DIRECTIONS FOR THIS TASK. Restate each of the lines below word for word and drop every picture.

MATERIAL.
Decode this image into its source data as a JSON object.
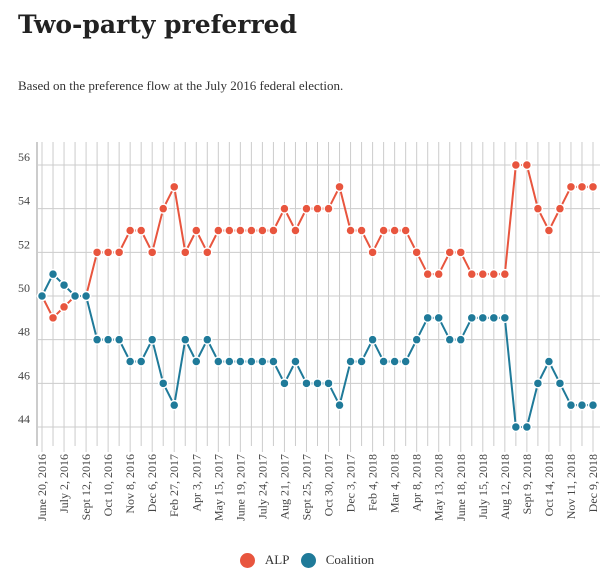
{
  "title": "Two-party preferred",
  "subtitle": "Based on the preference flow at the July 2016 federal election.",
  "chart_data": {
    "type": "line",
    "title": "Two-party preferred",
    "xlabel": "",
    "ylabel": "",
    "ylim": [
      43,
      57
    ],
    "yticks": [
      44,
      46,
      48,
      50,
      52,
      54,
      56
    ],
    "grid": true,
    "legend": "bottom-center",
    "tick_labels_every": 2,
    "x_tick_labels": [
      "June 20, 2016",
      "July 2, 2016",
      "Sept 12, 2016",
      "Oct 10, 2016",
      "Nov 8, 2016",
      "Dec 6, 2016",
      "Feb 27, 2017",
      "Apr 3, 2017",
      "May 15, 2017",
      "June 19, 2017",
      "July 24, 2017",
      "Aug 21, 2017",
      "Sept 25, 2017",
      "Oct 30, 2017",
      "Dec 3, 2017",
      "Feb 4, 2018",
      "Mar 4, 2018",
      "Apr 8, 2018",
      "May 13, 2018",
      "June 18, 2018",
      "July 15, 2018",
      "Aug 12, 2018",
      "Sept 9, 2018",
      "Oct 14, 2018",
      "Nov 11, 2018",
      "Dec 9, 2018"
    ],
    "series": [
      {
        "name": "ALP",
        "color": "#e8553e",
        "values": [
          50,
          49,
          49.5,
          50,
          50,
          52,
          52,
          52,
          53,
          53,
          52,
          54,
          55,
          52,
          53,
          52,
          53,
          53,
          53,
          53,
          53,
          53,
          54,
          53,
          54,
          54,
          54,
          55,
          53,
          53,
          52,
          53,
          53,
          53,
          52,
          51,
          51,
          52,
          52,
          51,
          51,
          51,
          51,
          56,
          56,
          54,
          53,
          54,
          55,
          55,
          55
        ]
      },
      {
        "name": "Coalition",
        "color": "#1f7a99",
        "values": [
          50,
          51,
          50.5,
          50,
          50,
          48,
          48,
          48,
          47,
          47,
          48,
          46,
          45,
          48,
          47,
          48,
          47,
          47,
          47,
          47,
          47,
          47,
          46,
          47,
          46,
          46,
          46,
          45,
          47,
          47,
          48,
          47,
          47,
          47,
          48,
          49,
          49,
          48,
          48,
          49,
          49,
          49,
          49,
          44,
          44,
          46,
          47,
          46,
          45,
          45,
          45
        ]
      }
    ]
  }
}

COMPLETE ANSWER.
Decode this image into its source data as a JSON object.
{
  "title": "Two-party preferred",
  "subtitle": "Based on the preference flow at the July 2016 federal election.",
  "chart_data": {
    "type": "line",
    "title": "Two-party preferred",
    "xlabel": "",
    "ylabel": "",
    "ylim": [
      43,
      57
    ],
    "yticks": [
      44,
      46,
      48,
      50,
      52,
      54,
      56
    ],
    "grid": true,
    "legend": "bottom-center",
    "tick_labels_every": 2,
    "x_tick_labels": [
      "June 20, 2016",
      "July 2, 2016",
      "Sept 12, 2016",
      "Oct 10, 2016",
      "Nov 8, 2016",
      "Dec 6, 2016",
      "Feb 27, 2017",
      "Apr 3, 2017",
      "May 15, 2017",
      "June 19, 2017",
      "July 24, 2017",
      "Aug 21, 2017",
      "Sept 25, 2017",
      "Oct 30, 2017",
      "Dec 3, 2017",
      "Feb 4, 2018",
      "Mar 4, 2018",
      "Apr 8, 2018",
      "May 13, 2018",
      "June 18, 2018",
      "July 15, 2018",
      "Aug 12, 2018",
      "Sept 9, 2018",
      "Oct 14, 2018",
      "Nov 11, 2018",
      "Dec 9, 2018"
    ],
    "series": [
      {
        "name": "ALP",
        "color": "#e8553e",
        "values": [
          50,
          49,
          49.5,
          50,
          50,
          52,
          52,
          52,
          53,
          53,
          52,
          54,
          55,
          52,
          53,
          52,
          53,
          53,
          53,
          53,
          53,
          53,
          54,
          53,
          54,
          54,
          54,
          55,
          53,
          53,
          52,
          53,
          53,
          53,
          52,
          51,
          51,
          52,
          52,
          51,
          51,
          51,
          51,
          56,
          56,
          54,
          53,
          54,
          55,
          55,
          55
        ]
      },
      {
        "name": "Coalition",
        "color": "#1f7a99",
        "values": [
          50,
          51,
          50.5,
          50,
          50,
          48,
          48,
          48,
          47,
          47,
          48,
          46,
          45,
          48,
          47,
          48,
          47,
          47,
          47,
          47,
          47,
          47,
          46,
          47,
          46,
          46,
          46,
          45,
          47,
          47,
          48,
          47,
          47,
          47,
          48,
          49,
          49,
          48,
          48,
          49,
          49,
          49,
          49,
          44,
          44,
          46,
          47,
          46,
          45,
          45,
          45
        ]
      }
    ]
  }
}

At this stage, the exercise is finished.